**Aim of the exercise**:
Return the entries below in their exact form, leaving the pictures out.

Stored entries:
---+---

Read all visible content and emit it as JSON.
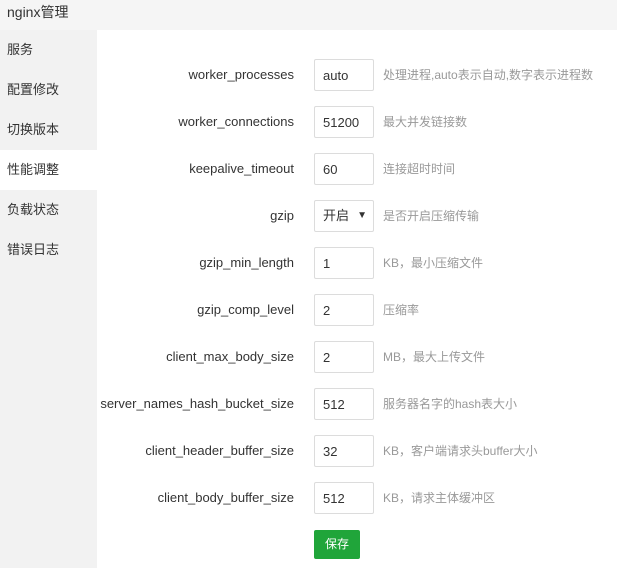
{
  "window": {
    "title": "nginx管理"
  },
  "sidebar": {
    "items": [
      {
        "label": "服务"
      },
      {
        "label": "配置修改"
      },
      {
        "label": "切换版本"
      },
      {
        "label": "性能调整",
        "active": true
      },
      {
        "label": "负载状态"
      },
      {
        "label": "错误日志"
      }
    ]
  },
  "form": {
    "rows": [
      {
        "label": "worker_processes",
        "value": "auto",
        "hint": "处理进程,auto表示自动,数字表示进程数"
      },
      {
        "label": "worker_connections",
        "value": "51200",
        "hint": "最大并发链接数"
      },
      {
        "label": "keepalive_timeout",
        "value": "60",
        "hint": "连接超时时间"
      },
      {
        "label": "gzip",
        "value": "开启",
        "hint": "是否开启压缩传输",
        "type": "select"
      },
      {
        "label": "gzip_min_length",
        "value": "1",
        "hint": "KB，最小压缩文件"
      },
      {
        "label": "gzip_comp_level",
        "value": "2",
        "hint": "压缩率"
      },
      {
        "label": "client_max_body_size",
        "value": "2",
        "hint": "MB，最大上传文件"
      },
      {
        "label": "server_names_hash_bucket_size",
        "value": "512",
        "hint": "服务器名字的hash表大小"
      },
      {
        "label": "client_header_buffer_size",
        "value": "32",
        "hint": "KB，客户端请求头buffer大小"
      },
      {
        "label": "client_body_buffer_size",
        "value": "512",
        "hint": "KB，请求主体缓冲区"
      }
    ],
    "save_label": "保存"
  },
  "colors": {
    "accent": "#20a53a",
    "sidebar_bg": "#f2f2f2",
    "hint": "#999999"
  }
}
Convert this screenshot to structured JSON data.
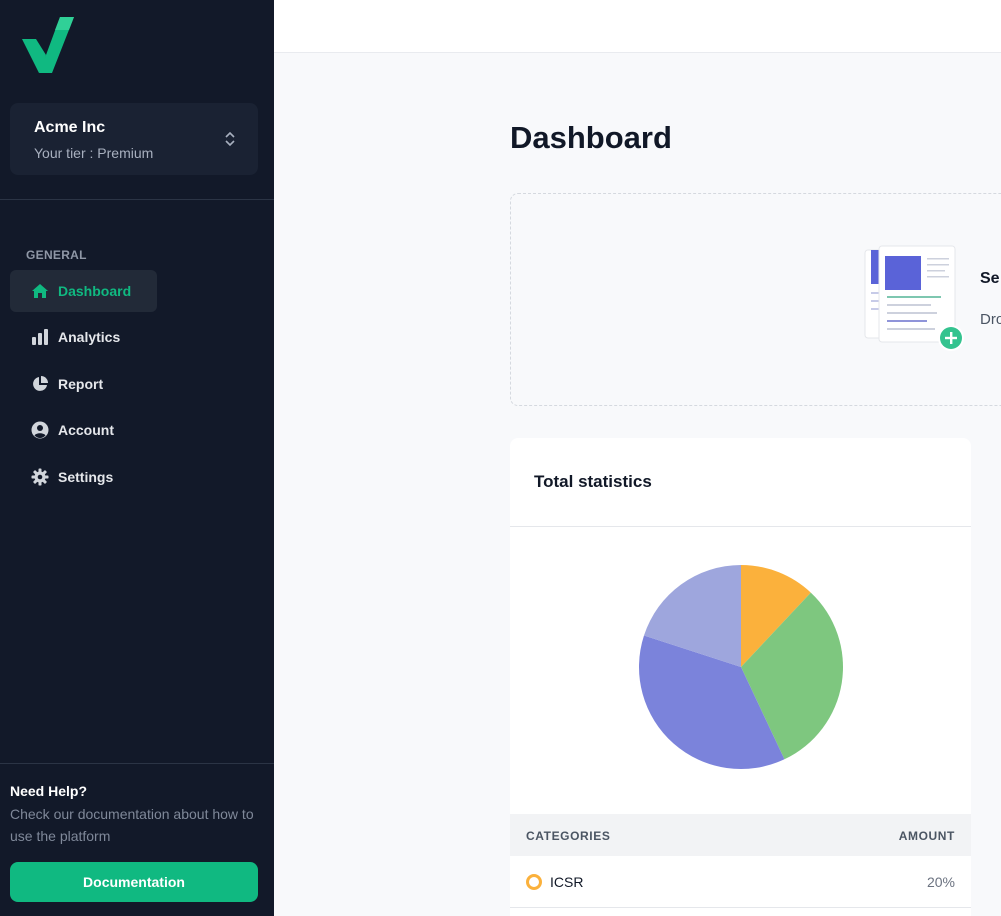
{
  "brand": {
    "accent": "#10b981",
    "sidebar_bg": "#121929",
    "logo": "green-v-logo"
  },
  "organization": {
    "name": "Acme Inc",
    "tier": "Your tier : Premium"
  },
  "nav": {
    "section_label": "GENERAL",
    "items": [
      {
        "label": "Dashboard",
        "icon": "home-icon",
        "active": true
      },
      {
        "label": "Analytics",
        "icon": "bar-chart-icon",
        "active": false
      },
      {
        "label": "Report",
        "icon": "pie-chart-icon",
        "active": false
      },
      {
        "label": "Account",
        "icon": "user-circle-icon",
        "active": false
      },
      {
        "label": "Settings",
        "icon": "gear-icon",
        "active": false
      }
    ]
  },
  "help": {
    "title": "Need Help?",
    "text": "Check our documentation about how to use the platform",
    "button_label": "Documentation"
  },
  "main": {
    "title": "Dashboard",
    "upload": {
      "title_visible": "Se",
      "subtitle_visible": "Dro"
    }
  },
  "statistics": {
    "title": "Total statistics",
    "table": {
      "headers": [
        "CATEGORIES",
        "AMOUNT"
      ],
      "rows": [
        {
          "category": "ICSR",
          "amount": "20%",
          "color": "#fbb13c"
        }
      ]
    }
  },
  "chart_data": {
    "type": "pie",
    "title": "Total statistics",
    "slices": [
      {
        "label": "ICSR",
        "value": 12,
        "color": "#fbb13c"
      },
      {
        "label": "",
        "value": 31,
        "color": "#7ec77f"
      },
      {
        "label": "",
        "value": 37,
        "color": "#7b83db"
      },
      {
        "label": "",
        "value": 20,
        "color": "#9ea6dd"
      }
    ]
  }
}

---+---

**Response for this exercise**:
Read all visible content and emit it as JSON.
{
  "window": {
    "title": "nginx管理"
  },
  "sidebar": {
    "items": [
      {
        "label": "服务"
      },
      {
        "label": "配置修改"
      },
      {
        "label": "切换版本"
      },
      {
        "label": "性能调整",
        "active": true
      },
      {
        "label": "负载状态"
      },
      {
        "label": "错误日志"
      }
    ]
  },
  "form": {
    "rows": [
      {
        "label": "worker_processes",
        "value": "auto",
        "hint": "处理进程,auto表示自动,数字表示进程数"
      },
      {
        "label": "worker_connections",
        "value": "51200",
        "hint": "最大并发链接数"
      },
      {
        "label": "keepalive_timeout",
        "value": "60",
        "hint": "连接超时时间"
      },
      {
        "label": "gzip",
        "value": "开启",
        "hint": "是否开启压缩传输",
        "type": "select"
      },
      {
        "label": "gzip_min_length",
        "value": "1",
        "hint": "KB，最小压缩文件"
      },
      {
        "label": "gzip_comp_level",
        "value": "2",
        "hint": "压缩率"
      },
      {
        "label": "client_max_body_size",
        "value": "2",
        "hint": "MB，最大上传文件"
      },
      {
        "label": "server_names_hash_bucket_size",
        "value": "512",
        "hint": "服务器名字的hash表大小"
      },
      {
        "label": "client_header_buffer_size",
        "value": "32",
        "hint": "KB，客户端请求头buffer大小"
      },
      {
        "label": "client_body_buffer_size",
        "value": "512",
        "hint": "KB，请求主体缓冲区"
      }
    ],
    "save_label": "保存"
  },
  "colors": {
    "accent": "#20a53a",
    "sidebar_bg": "#f2f2f2",
    "hint": "#999999"
  }
}
Convert this screenshot to structured JSON data.
{
  "brand": {
    "accent": "#10b981",
    "sidebar_bg": "#121929",
    "logo": "green-v-logo"
  },
  "organization": {
    "name": "Acme Inc",
    "tier": "Your tier : Premium"
  },
  "nav": {
    "section_label": "GENERAL",
    "items": [
      {
        "label": "Dashboard",
        "icon": "home-icon",
        "active": true
      },
      {
        "label": "Analytics",
        "icon": "bar-chart-icon",
        "active": false
      },
      {
        "label": "Report",
        "icon": "pie-chart-icon",
        "active": false
      },
      {
        "label": "Account",
        "icon": "user-circle-icon",
        "active": false
      },
      {
        "label": "Settings",
        "icon": "gear-icon",
        "active": false
      }
    ]
  },
  "help": {
    "title": "Need Help?",
    "text": "Check our documentation about how to use the platform",
    "button_label": "Documentation"
  },
  "main": {
    "title": "Dashboard",
    "upload": {
      "title_visible": "Se",
      "subtitle_visible": "Dro"
    }
  },
  "statistics": {
    "title": "Total statistics",
    "table": {
      "headers": [
        "CATEGORIES",
        "AMOUNT"
      ],
      "rows": [
        {
          "category": "ICSR",
          "amount": "20%",
          "color": "#fbb13c"
        }
      ]
    }
  },
  "chart_data": {
    "type": "pie",
    "title": "Total statistics",
    "slices": [
      {
        "label": "ICSR",
        "value": 12,
        "color": "#fbb13c"
      },
      {
        "label": "",
        "value": 31,
        "color": "#7ec77f"
      },
      {
        "label": "",
        "value": 37,
        "color": "#7b83db"
      },
      {
        "label": "",
        "value": 20,
        "color": "#9ea6dd"
      }
    ]
  }
}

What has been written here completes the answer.